Excerpt from a dataset:
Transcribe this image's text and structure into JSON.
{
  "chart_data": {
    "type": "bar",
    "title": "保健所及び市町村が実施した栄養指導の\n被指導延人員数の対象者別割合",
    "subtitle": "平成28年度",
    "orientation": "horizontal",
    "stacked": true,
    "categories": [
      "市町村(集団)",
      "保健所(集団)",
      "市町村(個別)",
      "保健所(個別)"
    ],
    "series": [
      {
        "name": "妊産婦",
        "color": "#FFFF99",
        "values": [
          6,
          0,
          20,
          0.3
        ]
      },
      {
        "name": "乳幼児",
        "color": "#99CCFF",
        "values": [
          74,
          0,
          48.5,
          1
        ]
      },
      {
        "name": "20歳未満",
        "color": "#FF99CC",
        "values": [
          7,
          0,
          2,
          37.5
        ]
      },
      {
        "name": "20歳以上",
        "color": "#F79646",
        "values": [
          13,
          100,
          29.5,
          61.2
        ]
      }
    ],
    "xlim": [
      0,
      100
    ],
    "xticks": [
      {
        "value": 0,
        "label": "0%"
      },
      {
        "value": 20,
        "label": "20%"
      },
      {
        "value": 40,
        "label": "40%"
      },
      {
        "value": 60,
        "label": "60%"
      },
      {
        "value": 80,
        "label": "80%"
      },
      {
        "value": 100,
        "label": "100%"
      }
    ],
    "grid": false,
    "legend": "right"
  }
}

**Exercise requirements:** Please reproduce the entire listing, exactly as shown.

**Written solution:**
Transcribe this image's text and structure into JSON.
{
  "chart_data": {
    "type": "bar",
    "title": "保健所及び市町村が実施した栄養指導の\n被指導延人員数の対象者別割合",
    "subtitle": "平成28年度",
    "orientation": "horizontal",
    "stacked": true,
    "categories": [
      "市町村(集団)",
      "保健所(集団)",
      "市町村(個別)",
      "保健所(個別)"
    ],
    "series": [
      {
        "name": "妊産婦",
        "color": "#FFFF99",
        "values": [
          6,
          0,
          20,
          0.3
        ]
      },
      {
        "name": "乳幼児",
        "color": "#99CCFF",
        "values": [
          74,
          0,
          48.5,
          1
        ]
      },
      {
        "name": "20歳未満",
        "color": "#FF99CC",
        "values": [
          7,
          0,
          2,
          37.5
        ]
      },
      {
        "name": "20歳以上",
        "color": "#F79646",
        "values": [
          13,
          100,
          29.5,
          61.2
        ]
      }
    ],
    "xlim": [
      0,
      100
    ],
    "xticks": [
      {
        "value": 0,
        "label": "0%"
      },
      {
        "value": 20,
        "label": "20%"
      },
      {
        "value": 40,
        "label": "40%"
      },
      {
        "value": 60,
        "label": "60%"
      },
      {
        "value": 80,
        "label": "80%"
      },
      {
        "value": 100,
        "label": "100%"
      }
    ],
    "grid": false,
    "legend": "right"
  }
}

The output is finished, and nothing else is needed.